* Input material *
++++++++++++++++++++
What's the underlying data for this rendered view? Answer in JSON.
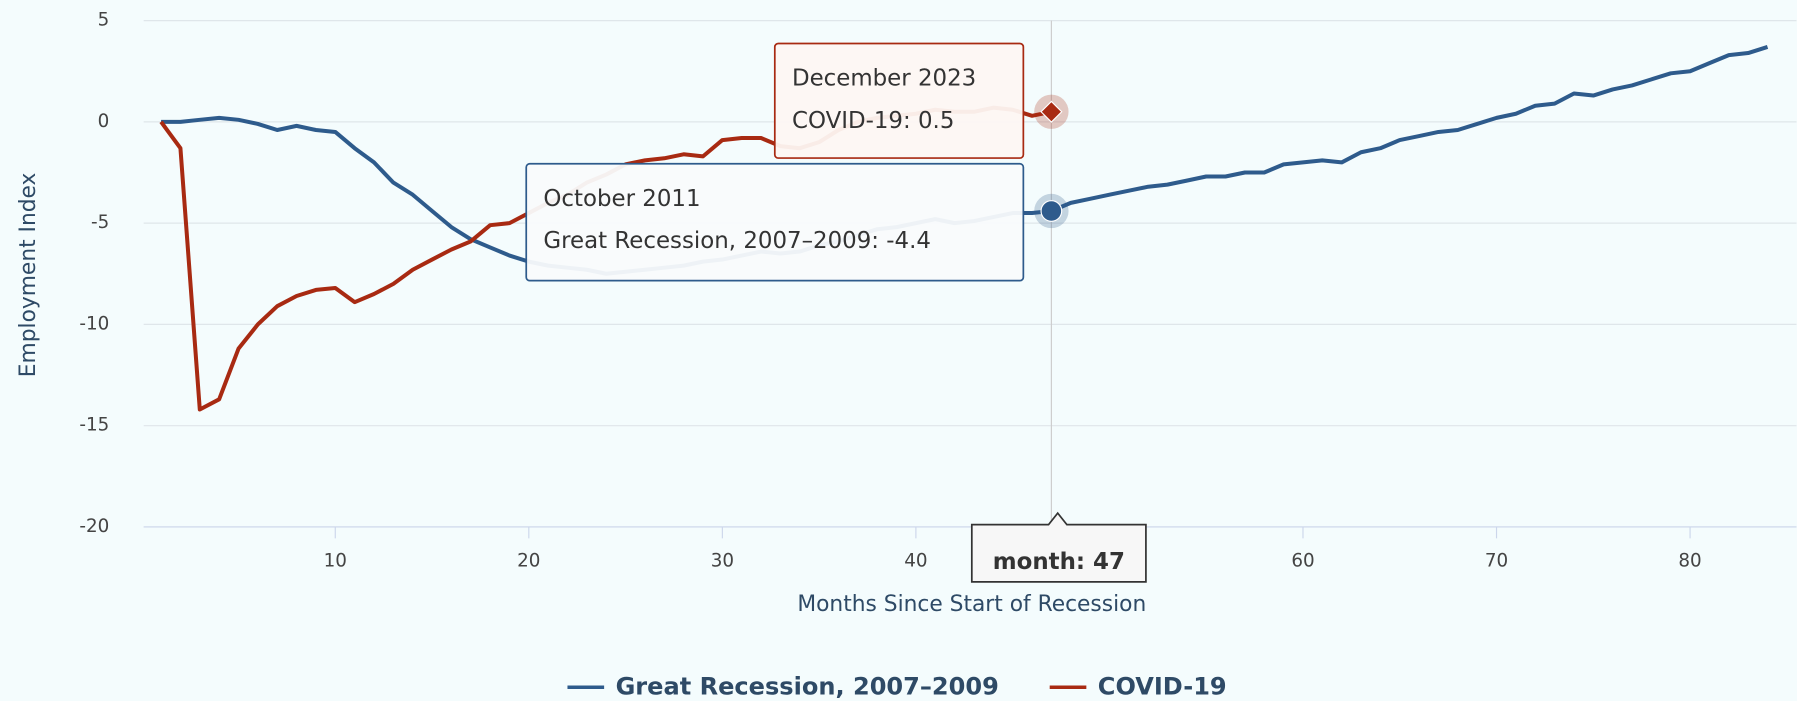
{
  "chart_data": {
    "type": "line",
    "x_label": "Months Since Start of Recession",
    "y_label": "Employment Index",
    "x": [
      1,
      2,
      3,
      4,
      5,
      6,
      7,
      8,
      9,
      10,
      11,
      12,
      13,
      14,
      15,
      16,
      17,
      18,
      19,
      20,
      21,
      22,
      23,
      24,
      25,
      26,
      27,
      28,
      29,
      30,
      31,
      32,
      33,
      34,
      35,
      36,
      37,
      38,
      39,
      40,
      41,
      42,
      43,
      44,
      45,
      46,
      47,
      48,
      49,
      50,
      51,
      52,
      53,
      54,
      55,
      56,
      57,
      58,
      59,
      60,
      61,
      62,
      63,
      64,
      65,
      66,
      67,
      68,
      69,
      70,
      71,
      72,
      73,
      74,
      75,
      76,
      77,
      78,
      79,
      80,
      81,
      82,
      83,
      84
    ],
    "series": [
      {
        "name": "Great Recession, 2007–2009",
        "color": "#2e5b8c",
        "values": [
          0,
          0,
          0.1,
          0.2,
          0.1,
          -0.1,
          -0.4,
          -0.2,
          -0.4,
          -0.5,
          -1.3,
          -2.0,
          -3.0,
          -3.6,
          -4.4,
          -5.2,
          -5.8,
          -6.2,
          -6.6,
          -6.9,
          -7.1,
          -7.2,
          -7.3,
          -7.5,
          -7.4,
          -7.3,
          -7.2,
          -7.1,
          -6.9,
          -6.8,
          -6.6,
          -6.4,
          -6.5,
          -6.4,
          -6.1,
          -5.9,
          -5.6,
          -5.3,
          -5.2,
          -5.0,
          -4.8,
          -5.0,
          -4.9,
          -4.7,
          -4.5,
          -4.5,
          -4.4,
          -4.0,
          -3.8,
          -3.6,
          -3.4,
          -3.2,
          -3.1,
          -2.9,
          -2.7,
          -2.7,
          -2.5,
          -2.5,
          -2.1,
          -2.0,
          -1.9,
          -2.0,
          -1.5,
          -1.3,
          -0.9,
          -0.7,
          -0.5,
          -0.4,
          -0.1,
          0.2,
          0.4,
          0.8,
          0.9,
          1.4,
          1.3,
          1.6,
          1.8,
          2.1,
          2.4,
          2.5,
          2.9,
          3.3,
          3.4,
          3.7
        ]
      },
      {
        "name": "COVID-19",
        "color": "#a82a12",
        "values": [
          0,
          -1.3,
          -14.2,
          -13.7,
          -11.2,
          -10.0,
          -9.1,
          -8.6,
          -8.3,
          -8.2,
          -8.9,
          -8.5,
          -8.0,
          -7.3,
          -6.8,
          -6.3,
          -5.9,
          -5.1,
          -5.0,
          -4.5,
          -4.0,
          -3.6,
          -3.0,
          -2.6,
          -2.1,
          -1.9,
          -1.8,
          -1.6,
          -1.7,
          -0.9,
          -0.8,
          -0.8,
          -1.2,
          -1.3,
          -1.0,
          -0.4,
          0,
          0.2,
          0.3,
          0.4,
          0.6,
          0.5,
          0.5,
          0.7,
          0.6,
          0.3,
          0.5,
          null,
          null,
          null,
          null,
          null,
          null,
          null,
          null,
          null,
          null,
          null,
          null,
          null,
          null,
          null,
          null,
          null,
          null,
          null,
          null,
          null,
          null,
          null,
          null,
          null,
          null,
          null,
          null,
          null,
          null,
          null,
          null,
          null,
          null,
          null,
          null,
          null
        ]
      }
    ],
    "xlim": [
      0.1,
      85.5
    ],
    "ylim": [
      -20,
      5
    ],
    "xticks": [
      10,
      20,
      30,
      40,
      50,
      60,
      70,
      80
    ],
    "yticks": [
      5,
      0,
      -5,
      -10,
      -15,
      -20
    ],
    "grid": true,
    "legend": "bottom",
    "tooltips": [
      {
        "title": "December 2023",
        "text": "COVID-19: 0.5"
      },
      {
        "title": "October 2011",
        "text": "Great Recession, 2007–2009: -4.4"
      }
    ],
    "crosshair_label": "month: 47"
  }
}
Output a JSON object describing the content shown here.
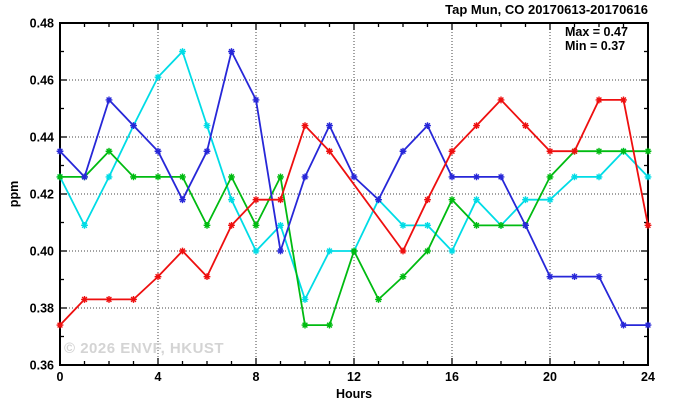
{
  "header": {
    "title": "Tap Mun, CO 20170613-20170616"
  },
  "legend": {
    "max_label": "Max = 0.47",
    "min_label": "Min = 0.37"
  },
  "axes": {
    "y_title": "ppm",
    "x_title": "Hours",
    "x_tick_labels": [
      "0",
      "4",
      "8",
      "12",
      "16",
      "20",
      "24"
    ],
    "y_tick_labels": [
      "0.36",
      "0.38",
      "0.40",
      "0.42",
      "0.44",
      "0.46",
      "0.48"
    ]
  },
  "watermark": {
    "text": "© 2026 ENVF, HKUST"
  },
  "chart_data": {
    "type": "line",
    "title": "Tap Mun, CO 20170613-20170616",
    "xlabel": "Hours",
    "ylabel": "ppm",
    "xlim": [
      0,
      24
    ],
    "ylim": [
      0.36,
      0.48
    ],
    "x_major_ticks": [
      0,
      4,
      8,
      12,
      16,
      20,
      24
    ],
    "y_major_ticks": [
      0.36,
      0.38,
      0.4,
      0.42,
      0.44,
      0.46,
      0.48
    ],
    "x_minor_step": 1,
    "y_minor_step": 0.01,
    "grid": true,
    "grid_x": [
      4,
      8,
      12,
      16,
      20
    ],
    "grid_y": [
      0.38,
      0.4,
      0.42,
      0.44,
      0.46
    ],
    "legend_position": "top-right-inside",
    "annotations": [
      "Max = 0.47",
      "Min = 0.37"
    ],
    "marker": "asterisk",
    "x": [
      0,
      1,
      2,
      3,
      4,
      5,
      6,
      7,
      8,
      9,
      10,
      11,
      12,
      13,
      14,
      15,
      16,
      17,
      18,
      19,
      20,
      21,
      22,
      23,
      24
    ],
    "series": [
      {
        "name": "cyan",
        "color": "#00dce6",
        "values": [
          0.426,
          0.409,
          0.426,
          0.444,
          0.461,
          0.47,
          0.444,
          0.418,
          0.4,
          0.409,
          0.383,
          0.4,
          0.4,
          0.418,
          0.409,
          0.409,
          0.4,
          0.418,
          0.409,
          0.418,
          0.418,
          0.426,
          0.426,
          0.435,
          0.426
        ]
      },
      {
        "name": "green",
        "color": "#00bb11",
        "values": [
          0.426,
          0.426,
          0.435,
          0.426,
          0.426,
          0.426,
          0.409,
          0.426,
          0.409,
          0.426,
          0.374,
          0.374,
          0.4,
          0.383,
          0.391,
          0.4,
          0.418,
          0.409,
          0.409,
          0.409,
          0.426,
          0.435,
          0.435,
          0.435,
          0.435
        ]
      },
      {
        "name": "blue",
        "color": "#2727d8",
        "values": [
          0.435,
          0.426,
          0.453,
          0.444,
          0.435,
          0.418,
          0.435,
          0.47,
          0.453,
          0.4,
          0.426,
          0.444,
          0.426,
          0.418,
          0.435,
          0.444,
          0.426,
          0.426,
          0.426,
          0.409,
          0.391,
          0.391,
          0.391,
          0.374,
          0.374
        ]
      },
      {
        "name": "red",
        "color": "#ee0f0f",
        "values": [
          0.374,
          0.383,
          0.383,
          0.383,
          0.391,
          0.4,
          0.391,
          0.409,
          0.418,
          0.418,
          0.444,
          0.435,
          null,
          null,
          0.4,
          0.418,
          0.435,
          0.444,
          0.453,
          0.444,
          0.435,
          0.435,
          0.453,
          0.453,
          0.409
        ]
      }
    ]
  }
}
++++++++++++++++++++
* What the task asks *
Repeat the data above exactly, but not the pictures.

* Finished exercise *
What's the underlying data for this rendered view? Answer in JSON.
{
  "chart_data": {
    "type": "line",
    "x_label": "Months Since Start of Recession",
    "y_label": "Employment Index",
    "x": [
      1,
      2,
      3,
      4,
      5,
      6,
      7,
      8,
      9,
      10,
      11,
      12,
      13,
      14,
      15,
      16,
      17,
      18,
      19,
      20,
      21,
      22,
      23,
      24,
      25,
      26,
      27,
      28,
      29,
      30,
      31,
      32,
      33,
      34,
      35,
      36,
      37,
      38,
      39,
      40,
      41,
      42,
      43,
      44,
      45,
      46,
      47,
      48,
      49,
      50,
      51,
      52,
      53,
      54,
      55,
      56,
      57,
      58,
      59,
      60,
      61,
      62,
      63,
      64,
      65,
      66,
      67,
      68,
      69,
      70,
      71,
      72,
      73,
      74,
      75,
      76,
      77,
      78,
      79,
      80,
      81,
      82,
      83,
      84
    ],
    "series": [
      {
        "name": "Great Recession, 2007–2009",
        "color": "#2e5b8c",
        "values": [
          0,
          0,
          0.1,
          0.2,
          0.1,
          -0.1,
          -0.4,
          -0.2,
          -0.4,
          -0.5,
          -1.3,
          -2.0,
          -3.0,
          -3.6,
          -4.4,
          -5.2,
          -5.8,
          -6.2,
          -6.6,
          -6.9,
          -7.1,
          -7.2,
          -7.3,
          -7.5,
          -7.4,
          -7.3,
          -7.2,
          -7.1,
          -6.9,
          -6.8,
          -6.6,
          -6.4,
          -6.5,
          -6.4,
          -6.1,
          -5.9,
          -5.6,
          -5.3,
          -5.2,
          -5.0,
          -4.8,
          -5.0,
          -4.9,
          -4.7,
          -4.5,
          -4.5,
          -4.4,
          -4.0,
          -3.8,
          -3.6,
          -3.4,
          -3.2,
          -3.1,
          -2.9,
          -2.7,
          -2.7,
          -2.5,
          -2.5,
          -2.1,
          -2.0,
          -1.9,
          -2.0,
          -1.5,
          -1.3,
          -0.9,
          -0.7,
          -0.5,
          -0.4,
          -0.1,
          0.2,
          0.4,
          0.8,
          0.9,
          1.4,
          1.3,
          1.6,
          1.8,
          2.1,
          2.4,
          2.5,
          2.9,
          3.3,
          3.4,
          3.7
        ]
      },
      {
        "name": "COVID-19",
        "color": "#a82a12",
        "values": [
          0,
          -1.3,
          -14.2,
          -13.7,
          -11.2,
          -10.0,
          -9.1,
          -8.6,
          -8.3,
          -8.2,
          -8.9,
          -8.5,
          -8.0,
          -7.3,
          -6.8,
          -6.3,
          -5.9,
          -5.1,
          -5.0,
          -4.5,
          -4.0,
          -3.6,
          -3.0,
          -2.6,
          -2.1,
          -1.9,
          -1.8,
          -1.6,
          -1.7,
          -0.9,
          -0.8,
          -0.8,
          -1.2,
          -1.3,
          -1.0,
          -0.4,
          0,
          0.2,
          0.3,
          0.4,
          0.6,
          0.5,
          0.5,
          0.7,
          0.6,
          0.3,
          0.5,
          null,
          null,
          null,
          null,
          null,
          null,
          null,
          null,
          null,
          null,
          null,
          null,
          null,
          null,
          null,
          null,
          null,
          null,
          null,
          null,
          null,
          null,
          null,
          null,
          null,
          null,
          null,
          null,
          null,
          null,
          null,
          null,
          null,
          null,
          null,
          null,
          null
        ]
      }
    ],
    "xlim": [
      0.1,
      85.5
    ],
    "ylim": [
      -20,
      5
    ],
    "xticks": [
      10,
      20,
      30,
      40,
      50,
      60,
      70,
      80
    ],
    "yticks": [
      5,
      0,
      -5,
      -10,
      -15,
      -20
    ],
    "grid": true,
    "legend": "bottom",
    "tooltips": [
      {
        "title": "December 2023",
        "text": "COVID-19: 0.5"
      },
      {
        "title": "October 2011",
        "text": "Great Recession, 2007–2009: -4.4"
      }
    ],
    "crosshair_label": "month: 47"
  }
}
Output a JSON object describing the content shown here.
{
  "header": {
    "title": "Tap Mun, CO 20170613-20170616"
  },
  "legend": {
    "max_label": "Max = 0.47",
    "min_label": "Min = 0.37"
  },
  "axes": {
    "y_title": "ppm",
    "x_title": "Hours",
    "x_tick_labels": [
      "0",
      "4",
      "8",
      "12",
      "16",
      "20",
      "24"
    ],
    "y_tick_labels": [
      "0.36",
      "0.38",
      "0.40",
      "0.42",
      "0.44",
      "0.46",
      "0.48"
    ]
  },
  "watermark": {
    "text": "© 2026 ENVF, HKUST"
  },
  "chart_data": {
    "type": "line",
    "title": "Tap Mun, CO 20170613-20170616",
    "xlabel": "Hours",
    "ylabel": "ppm",
    "xlim": [
      0,
      24
    ],
    "ylim": [
      0.36,
      0.48
    ],
    "x_major_ticks": [
      0,
      4,
      8,
      12,
      16,
      20,
      24
    ],
    "y_major_ticks": [
      0.36,
      0.38,
      0.4,
      0.42,
      0.44,
      0.46,
      0.48
    ],
    "x_minor_step": 1,
    "y_minor_step": 0.01,
    "grid": true,
    "grid_x": [
      4,
      8,
      12,
      16,
      20
    ],
    "grid_y": [
      0.38,
      0.4,
      0.42,
      0.44,
      0.46
    ],
    "legend_position": "top-right-inside",
    "annotations": [
      "Max = 0.47",
      "Min = 0.37"
    ],
    "marker": "asterisk",
    "x": [
      0,
      1,
      2,
      3,
      4,
      5,
      6,
      7,
      8,
      9,
      10,
      11,
      12,
      13,
      14,
      15,
      16,
      17,
      18,
      19,
      20,
      21,
      22,
      23,
      24
    ],
    "series": [
      {
        "name": "cyan",
        "color": "#00dce6",
        "values": [
          0.426,
          0.409,
          0.426,
          0.444,
          0.461,
          0.47,
          0.444,
          0.418,
          0.4,
          0.409,
          0.383,
          0.4,
          0.4,
          0.418,
          0.409,
          0.409,
          0.4,
          0.418,
          0.409,
          0.418,
          0.418,
          0.426,
          0.426,
          0.435,
          0.426
        ]
      },
      {
        "name": "green",
        "color": "#00bb11",
        "values": [
          0.426,
          0.426,
          0.435,
          0.426,
          0.426,
          0.426,
          0.409,
          0.426,
          0.409,
          0.426,
          0.374,
          0.374,
          0.4,
          0.383,
          0.391,
          0.4,
          0.418,
          0.409,
          0.409,
          0.409,
          0.426,
          0.435,
          0.435,
          0.435,
          0.435
        ]
      },
      {
        "name": "blue",
        "color": "#2727d8",
        "values": [
          0.435,
          0.426,
          0.453,
          0.444,
          0.435,
          0.418,
          0.435,
          0.47,
          0.453,
          0.4,
          0.426,
          0.444,
          0.426,
          0.418,
          0.435,
          0.444,
          0.426,
          0.426,
          0.426,
          0.409,
          0.391,
          0.391,
          0.391,
          0.374,
          0.374
        ]
      },
      {
        "name": "red",
        "color": "#ee0f0f",
        "values": [
          0.374,
          0.383,
          0.383,
          0.383,
          0.391,
          0.4,
          0.391,
          0.409,
          0.418,
          0.418,
          0.444,
          0.435,
          null,
          null,
          0.4,
          0.418,
          0.435,
          0.444,
          0.453,
          0.444,
          0.435,
          0.435,
          0.453,
          0.453,
          0.409
        ]
      }
    ]
  }
}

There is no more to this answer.